*Exercise data*:
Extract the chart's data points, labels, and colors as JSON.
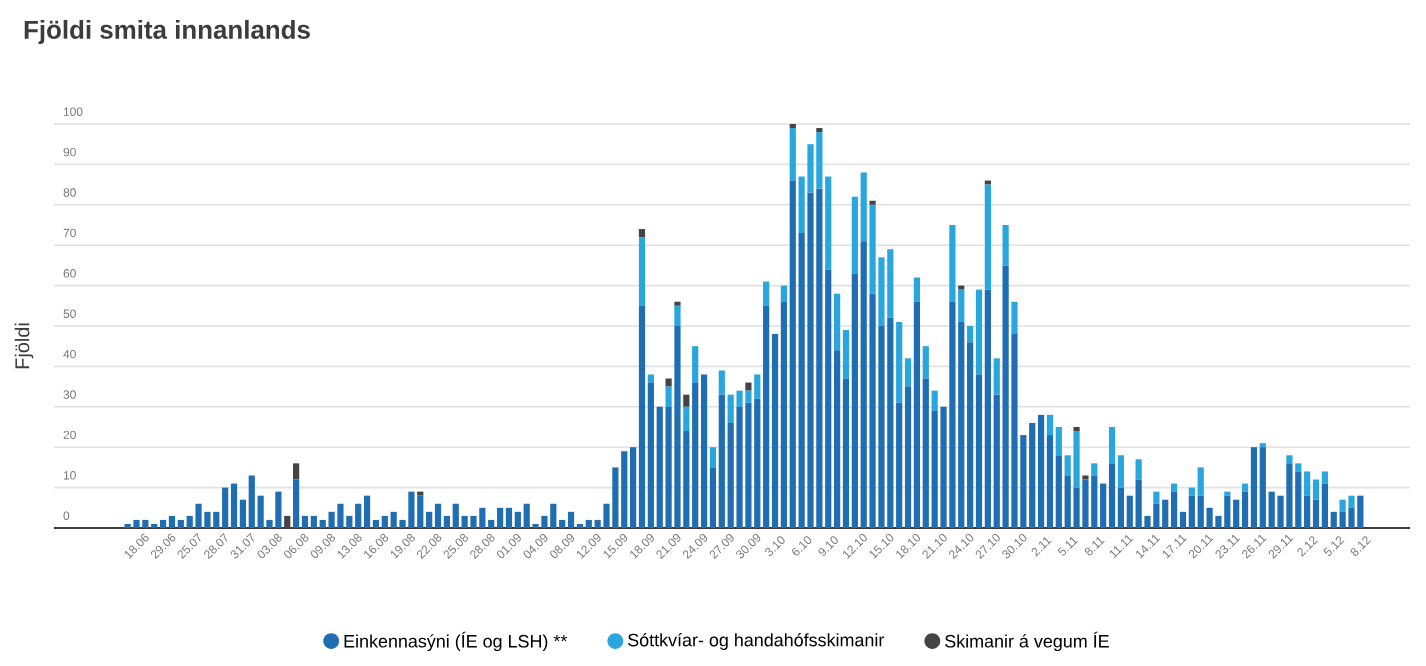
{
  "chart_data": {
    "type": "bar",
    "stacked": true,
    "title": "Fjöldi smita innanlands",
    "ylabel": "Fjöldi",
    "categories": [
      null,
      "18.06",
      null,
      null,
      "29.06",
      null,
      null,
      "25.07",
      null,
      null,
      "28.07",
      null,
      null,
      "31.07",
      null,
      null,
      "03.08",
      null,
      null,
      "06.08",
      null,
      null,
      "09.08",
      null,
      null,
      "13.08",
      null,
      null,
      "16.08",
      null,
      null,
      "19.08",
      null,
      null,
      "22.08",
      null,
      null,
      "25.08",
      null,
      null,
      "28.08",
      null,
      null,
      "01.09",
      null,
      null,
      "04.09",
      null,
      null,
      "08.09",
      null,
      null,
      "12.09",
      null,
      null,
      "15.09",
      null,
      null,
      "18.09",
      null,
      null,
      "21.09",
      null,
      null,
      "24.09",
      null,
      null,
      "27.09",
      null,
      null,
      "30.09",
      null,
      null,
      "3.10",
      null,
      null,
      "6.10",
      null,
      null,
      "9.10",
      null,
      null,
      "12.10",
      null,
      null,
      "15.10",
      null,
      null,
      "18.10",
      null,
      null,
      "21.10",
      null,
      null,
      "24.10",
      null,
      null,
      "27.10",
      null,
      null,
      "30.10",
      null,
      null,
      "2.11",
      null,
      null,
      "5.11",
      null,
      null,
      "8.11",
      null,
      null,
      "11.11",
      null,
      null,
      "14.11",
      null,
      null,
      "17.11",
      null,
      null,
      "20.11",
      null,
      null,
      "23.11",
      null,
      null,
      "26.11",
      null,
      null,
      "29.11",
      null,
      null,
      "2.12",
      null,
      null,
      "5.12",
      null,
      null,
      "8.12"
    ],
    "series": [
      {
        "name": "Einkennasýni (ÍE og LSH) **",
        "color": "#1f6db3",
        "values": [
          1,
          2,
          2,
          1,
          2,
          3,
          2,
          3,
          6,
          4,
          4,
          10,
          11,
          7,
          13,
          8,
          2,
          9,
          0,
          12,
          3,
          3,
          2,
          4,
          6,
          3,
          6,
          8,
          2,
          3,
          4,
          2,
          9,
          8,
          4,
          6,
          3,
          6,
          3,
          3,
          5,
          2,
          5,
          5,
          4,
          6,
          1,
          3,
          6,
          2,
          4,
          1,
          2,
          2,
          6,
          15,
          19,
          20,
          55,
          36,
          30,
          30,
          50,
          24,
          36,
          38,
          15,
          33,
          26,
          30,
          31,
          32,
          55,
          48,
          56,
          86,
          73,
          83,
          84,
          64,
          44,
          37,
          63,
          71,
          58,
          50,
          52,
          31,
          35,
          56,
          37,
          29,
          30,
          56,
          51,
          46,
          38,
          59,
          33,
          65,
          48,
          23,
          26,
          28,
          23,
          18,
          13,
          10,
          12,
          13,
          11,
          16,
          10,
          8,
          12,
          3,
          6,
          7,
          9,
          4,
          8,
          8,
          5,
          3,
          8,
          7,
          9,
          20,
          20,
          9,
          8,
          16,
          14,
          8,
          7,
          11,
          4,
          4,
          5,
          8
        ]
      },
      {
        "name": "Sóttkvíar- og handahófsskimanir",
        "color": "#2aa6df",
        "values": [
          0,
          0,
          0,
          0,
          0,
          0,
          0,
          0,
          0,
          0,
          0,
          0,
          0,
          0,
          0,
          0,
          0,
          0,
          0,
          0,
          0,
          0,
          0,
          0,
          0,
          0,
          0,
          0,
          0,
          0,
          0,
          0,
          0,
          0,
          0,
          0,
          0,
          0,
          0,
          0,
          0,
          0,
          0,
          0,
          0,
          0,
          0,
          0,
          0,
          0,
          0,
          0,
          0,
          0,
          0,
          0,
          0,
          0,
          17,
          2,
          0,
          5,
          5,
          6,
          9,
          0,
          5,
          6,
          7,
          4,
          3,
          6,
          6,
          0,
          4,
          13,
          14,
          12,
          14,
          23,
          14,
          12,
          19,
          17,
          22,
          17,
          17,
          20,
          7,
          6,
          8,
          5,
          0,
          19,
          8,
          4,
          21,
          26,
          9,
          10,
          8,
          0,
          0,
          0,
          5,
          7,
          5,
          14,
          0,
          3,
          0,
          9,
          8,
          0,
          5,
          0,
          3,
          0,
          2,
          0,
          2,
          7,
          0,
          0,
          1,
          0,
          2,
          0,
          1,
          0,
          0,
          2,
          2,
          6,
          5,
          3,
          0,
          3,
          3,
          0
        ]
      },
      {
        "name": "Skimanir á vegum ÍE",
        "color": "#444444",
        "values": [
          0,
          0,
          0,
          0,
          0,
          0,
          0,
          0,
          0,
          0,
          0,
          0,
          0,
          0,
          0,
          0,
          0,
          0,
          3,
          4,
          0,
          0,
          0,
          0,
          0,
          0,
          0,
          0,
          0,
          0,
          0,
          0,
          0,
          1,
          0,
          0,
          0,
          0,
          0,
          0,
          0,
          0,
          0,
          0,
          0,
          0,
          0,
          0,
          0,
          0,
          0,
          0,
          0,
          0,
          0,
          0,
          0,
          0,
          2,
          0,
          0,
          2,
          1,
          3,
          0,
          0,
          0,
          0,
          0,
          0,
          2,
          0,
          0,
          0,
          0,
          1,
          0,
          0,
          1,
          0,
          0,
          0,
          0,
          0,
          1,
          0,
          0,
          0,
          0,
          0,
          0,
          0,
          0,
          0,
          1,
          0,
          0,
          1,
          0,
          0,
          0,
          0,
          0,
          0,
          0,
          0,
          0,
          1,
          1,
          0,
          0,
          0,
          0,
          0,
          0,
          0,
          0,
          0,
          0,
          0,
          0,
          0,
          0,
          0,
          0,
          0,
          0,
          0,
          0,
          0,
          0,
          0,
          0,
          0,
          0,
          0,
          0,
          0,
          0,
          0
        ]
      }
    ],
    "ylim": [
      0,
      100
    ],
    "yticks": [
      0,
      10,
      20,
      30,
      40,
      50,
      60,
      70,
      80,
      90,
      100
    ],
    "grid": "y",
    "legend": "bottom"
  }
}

* * *

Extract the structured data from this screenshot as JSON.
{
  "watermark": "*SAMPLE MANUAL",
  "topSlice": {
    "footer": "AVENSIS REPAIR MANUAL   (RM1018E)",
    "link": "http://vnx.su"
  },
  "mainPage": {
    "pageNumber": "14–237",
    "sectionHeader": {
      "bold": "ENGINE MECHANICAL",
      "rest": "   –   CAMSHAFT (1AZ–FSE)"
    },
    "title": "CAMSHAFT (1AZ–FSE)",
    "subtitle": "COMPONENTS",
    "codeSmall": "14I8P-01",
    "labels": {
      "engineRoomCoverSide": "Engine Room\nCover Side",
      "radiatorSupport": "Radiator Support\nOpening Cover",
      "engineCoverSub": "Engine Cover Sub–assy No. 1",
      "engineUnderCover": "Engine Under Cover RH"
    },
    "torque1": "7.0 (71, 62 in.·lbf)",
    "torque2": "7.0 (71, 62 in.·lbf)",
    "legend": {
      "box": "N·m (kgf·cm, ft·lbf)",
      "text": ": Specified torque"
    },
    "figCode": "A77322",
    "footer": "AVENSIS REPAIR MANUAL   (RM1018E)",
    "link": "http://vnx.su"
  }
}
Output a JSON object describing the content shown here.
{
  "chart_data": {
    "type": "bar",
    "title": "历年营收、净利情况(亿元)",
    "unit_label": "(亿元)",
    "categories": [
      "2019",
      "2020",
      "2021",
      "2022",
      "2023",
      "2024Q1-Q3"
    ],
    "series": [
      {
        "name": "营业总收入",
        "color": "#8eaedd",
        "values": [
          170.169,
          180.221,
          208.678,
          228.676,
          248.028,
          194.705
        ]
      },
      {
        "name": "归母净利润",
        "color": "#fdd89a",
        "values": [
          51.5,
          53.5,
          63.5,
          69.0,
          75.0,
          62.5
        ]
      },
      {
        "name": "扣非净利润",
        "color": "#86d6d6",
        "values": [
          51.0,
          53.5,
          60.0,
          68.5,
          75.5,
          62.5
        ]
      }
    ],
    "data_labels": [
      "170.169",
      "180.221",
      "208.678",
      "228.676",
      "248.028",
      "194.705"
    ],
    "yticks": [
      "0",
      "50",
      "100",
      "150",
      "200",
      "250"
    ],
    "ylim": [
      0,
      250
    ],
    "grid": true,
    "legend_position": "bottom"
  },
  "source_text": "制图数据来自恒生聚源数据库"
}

---

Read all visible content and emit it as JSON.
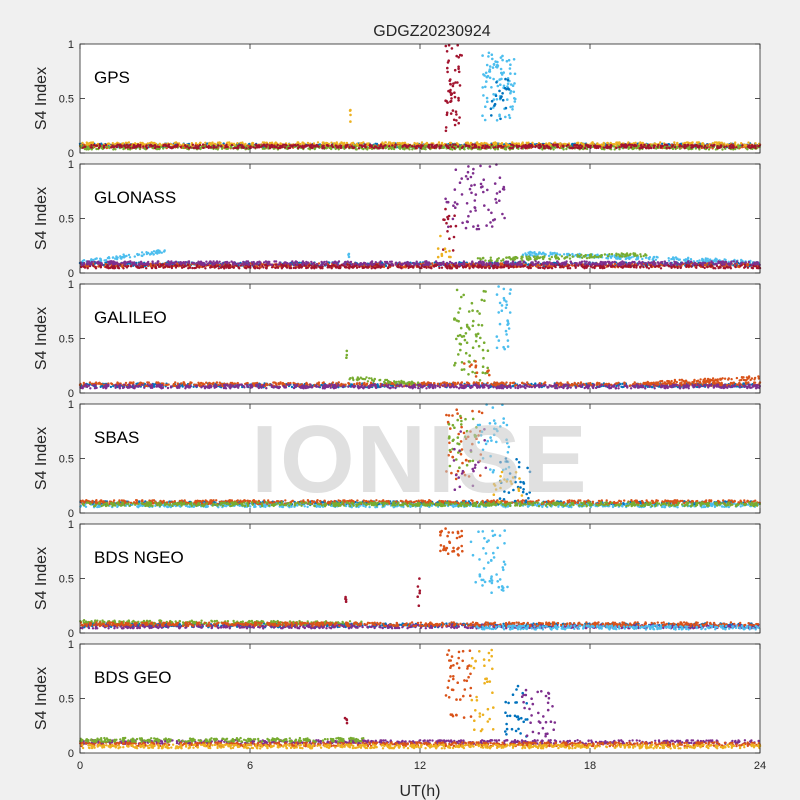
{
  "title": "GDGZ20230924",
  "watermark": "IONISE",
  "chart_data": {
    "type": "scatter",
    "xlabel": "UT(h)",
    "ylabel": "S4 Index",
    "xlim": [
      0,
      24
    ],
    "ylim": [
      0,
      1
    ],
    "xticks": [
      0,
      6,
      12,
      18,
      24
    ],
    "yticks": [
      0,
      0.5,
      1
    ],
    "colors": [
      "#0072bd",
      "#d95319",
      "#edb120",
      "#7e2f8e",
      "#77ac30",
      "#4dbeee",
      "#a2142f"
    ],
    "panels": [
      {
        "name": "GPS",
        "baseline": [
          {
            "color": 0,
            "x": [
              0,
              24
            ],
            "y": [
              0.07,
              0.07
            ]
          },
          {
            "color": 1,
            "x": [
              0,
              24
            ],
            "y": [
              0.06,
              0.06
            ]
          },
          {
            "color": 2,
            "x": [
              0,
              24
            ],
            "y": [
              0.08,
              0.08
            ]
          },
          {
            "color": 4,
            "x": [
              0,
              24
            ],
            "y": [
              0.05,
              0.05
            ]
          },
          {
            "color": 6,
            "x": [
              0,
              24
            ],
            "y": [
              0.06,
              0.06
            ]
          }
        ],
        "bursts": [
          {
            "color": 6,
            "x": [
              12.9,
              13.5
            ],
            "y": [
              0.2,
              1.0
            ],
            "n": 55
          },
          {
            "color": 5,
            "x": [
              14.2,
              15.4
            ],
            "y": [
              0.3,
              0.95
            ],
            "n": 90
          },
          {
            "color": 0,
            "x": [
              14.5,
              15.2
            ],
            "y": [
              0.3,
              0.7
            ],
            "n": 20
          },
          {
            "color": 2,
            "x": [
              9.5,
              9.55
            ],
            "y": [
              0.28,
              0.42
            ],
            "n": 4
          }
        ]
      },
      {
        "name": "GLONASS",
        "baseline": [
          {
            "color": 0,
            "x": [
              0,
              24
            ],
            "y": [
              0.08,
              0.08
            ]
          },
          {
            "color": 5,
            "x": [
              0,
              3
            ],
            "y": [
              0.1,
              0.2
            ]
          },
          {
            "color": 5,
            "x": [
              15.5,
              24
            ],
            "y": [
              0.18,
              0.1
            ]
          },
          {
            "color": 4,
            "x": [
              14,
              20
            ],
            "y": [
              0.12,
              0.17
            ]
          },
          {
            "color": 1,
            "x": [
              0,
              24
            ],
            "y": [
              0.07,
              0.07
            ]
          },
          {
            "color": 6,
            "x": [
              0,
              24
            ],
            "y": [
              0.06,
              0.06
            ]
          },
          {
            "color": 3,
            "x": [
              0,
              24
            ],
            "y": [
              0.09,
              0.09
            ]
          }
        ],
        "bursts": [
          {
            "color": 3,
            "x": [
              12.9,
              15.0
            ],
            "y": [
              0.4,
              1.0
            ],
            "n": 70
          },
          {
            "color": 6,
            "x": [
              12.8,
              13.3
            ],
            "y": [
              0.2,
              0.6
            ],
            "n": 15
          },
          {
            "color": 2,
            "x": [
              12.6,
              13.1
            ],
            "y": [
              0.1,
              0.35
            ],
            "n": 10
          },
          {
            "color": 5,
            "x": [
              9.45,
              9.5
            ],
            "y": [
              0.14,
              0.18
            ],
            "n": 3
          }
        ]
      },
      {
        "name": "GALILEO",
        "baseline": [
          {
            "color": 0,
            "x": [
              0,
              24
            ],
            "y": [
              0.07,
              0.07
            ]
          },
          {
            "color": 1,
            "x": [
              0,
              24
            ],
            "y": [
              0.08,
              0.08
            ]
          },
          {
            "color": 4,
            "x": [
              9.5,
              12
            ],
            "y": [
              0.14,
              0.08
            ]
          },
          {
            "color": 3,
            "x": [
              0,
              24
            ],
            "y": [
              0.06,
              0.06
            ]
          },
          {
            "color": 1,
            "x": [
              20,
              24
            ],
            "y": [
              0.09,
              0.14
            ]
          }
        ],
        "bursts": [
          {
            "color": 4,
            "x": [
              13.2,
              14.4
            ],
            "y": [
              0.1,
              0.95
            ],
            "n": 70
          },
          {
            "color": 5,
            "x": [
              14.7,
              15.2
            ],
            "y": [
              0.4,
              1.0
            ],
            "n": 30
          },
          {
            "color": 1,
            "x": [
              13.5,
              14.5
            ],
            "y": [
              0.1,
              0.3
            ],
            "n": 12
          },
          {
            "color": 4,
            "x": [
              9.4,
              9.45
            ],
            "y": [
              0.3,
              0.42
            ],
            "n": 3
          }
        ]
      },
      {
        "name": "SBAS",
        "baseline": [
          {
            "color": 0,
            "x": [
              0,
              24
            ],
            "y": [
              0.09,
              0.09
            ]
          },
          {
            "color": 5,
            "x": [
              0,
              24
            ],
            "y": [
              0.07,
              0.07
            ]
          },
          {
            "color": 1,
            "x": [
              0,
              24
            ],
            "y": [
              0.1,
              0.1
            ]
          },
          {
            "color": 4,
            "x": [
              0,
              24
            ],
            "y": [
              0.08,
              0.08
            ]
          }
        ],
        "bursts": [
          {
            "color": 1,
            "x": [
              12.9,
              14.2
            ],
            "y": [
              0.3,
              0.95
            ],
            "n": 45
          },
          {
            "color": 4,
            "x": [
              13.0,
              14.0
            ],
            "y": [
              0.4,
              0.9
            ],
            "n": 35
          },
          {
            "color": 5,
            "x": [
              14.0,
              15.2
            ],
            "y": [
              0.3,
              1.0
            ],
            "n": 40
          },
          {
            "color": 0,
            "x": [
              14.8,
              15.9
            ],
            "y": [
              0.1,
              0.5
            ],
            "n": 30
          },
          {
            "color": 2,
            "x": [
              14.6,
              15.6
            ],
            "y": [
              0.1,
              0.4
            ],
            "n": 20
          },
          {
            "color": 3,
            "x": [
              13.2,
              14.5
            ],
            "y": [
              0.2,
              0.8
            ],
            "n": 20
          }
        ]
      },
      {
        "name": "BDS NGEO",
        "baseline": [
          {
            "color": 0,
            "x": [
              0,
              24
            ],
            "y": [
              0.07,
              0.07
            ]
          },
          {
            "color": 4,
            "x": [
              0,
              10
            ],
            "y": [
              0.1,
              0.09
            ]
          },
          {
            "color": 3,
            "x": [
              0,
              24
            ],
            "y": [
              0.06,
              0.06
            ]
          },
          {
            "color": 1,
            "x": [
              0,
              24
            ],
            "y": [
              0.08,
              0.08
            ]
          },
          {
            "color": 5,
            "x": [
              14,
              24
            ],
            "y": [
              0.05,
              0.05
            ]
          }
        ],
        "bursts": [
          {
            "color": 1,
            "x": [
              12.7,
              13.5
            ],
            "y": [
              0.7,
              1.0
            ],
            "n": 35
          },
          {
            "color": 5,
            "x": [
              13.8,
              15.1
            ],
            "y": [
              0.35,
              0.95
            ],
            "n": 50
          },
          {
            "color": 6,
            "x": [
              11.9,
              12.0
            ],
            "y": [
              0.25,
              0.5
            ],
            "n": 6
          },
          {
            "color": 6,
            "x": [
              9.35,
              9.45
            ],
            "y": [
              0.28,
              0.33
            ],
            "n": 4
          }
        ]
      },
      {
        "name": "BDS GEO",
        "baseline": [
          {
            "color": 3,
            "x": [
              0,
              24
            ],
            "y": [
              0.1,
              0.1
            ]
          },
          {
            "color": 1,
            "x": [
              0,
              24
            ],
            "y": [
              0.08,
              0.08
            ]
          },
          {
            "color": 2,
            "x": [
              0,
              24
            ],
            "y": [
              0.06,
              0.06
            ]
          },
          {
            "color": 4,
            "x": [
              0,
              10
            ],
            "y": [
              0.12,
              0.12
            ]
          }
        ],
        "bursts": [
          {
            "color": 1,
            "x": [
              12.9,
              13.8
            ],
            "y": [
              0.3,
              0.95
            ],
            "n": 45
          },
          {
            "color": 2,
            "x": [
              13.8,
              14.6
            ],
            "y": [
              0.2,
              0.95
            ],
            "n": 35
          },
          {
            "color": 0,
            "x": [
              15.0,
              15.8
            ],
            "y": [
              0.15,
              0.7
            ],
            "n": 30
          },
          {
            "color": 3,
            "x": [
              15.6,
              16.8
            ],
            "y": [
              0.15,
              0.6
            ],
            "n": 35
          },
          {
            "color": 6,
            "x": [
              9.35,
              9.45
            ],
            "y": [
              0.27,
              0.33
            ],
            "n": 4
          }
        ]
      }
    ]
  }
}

*To be done*: Show every line from the entries above in which "bottom" appears.

*Result of the exercise*:
    "legend": "bottom"
    "legend_position": "bottom"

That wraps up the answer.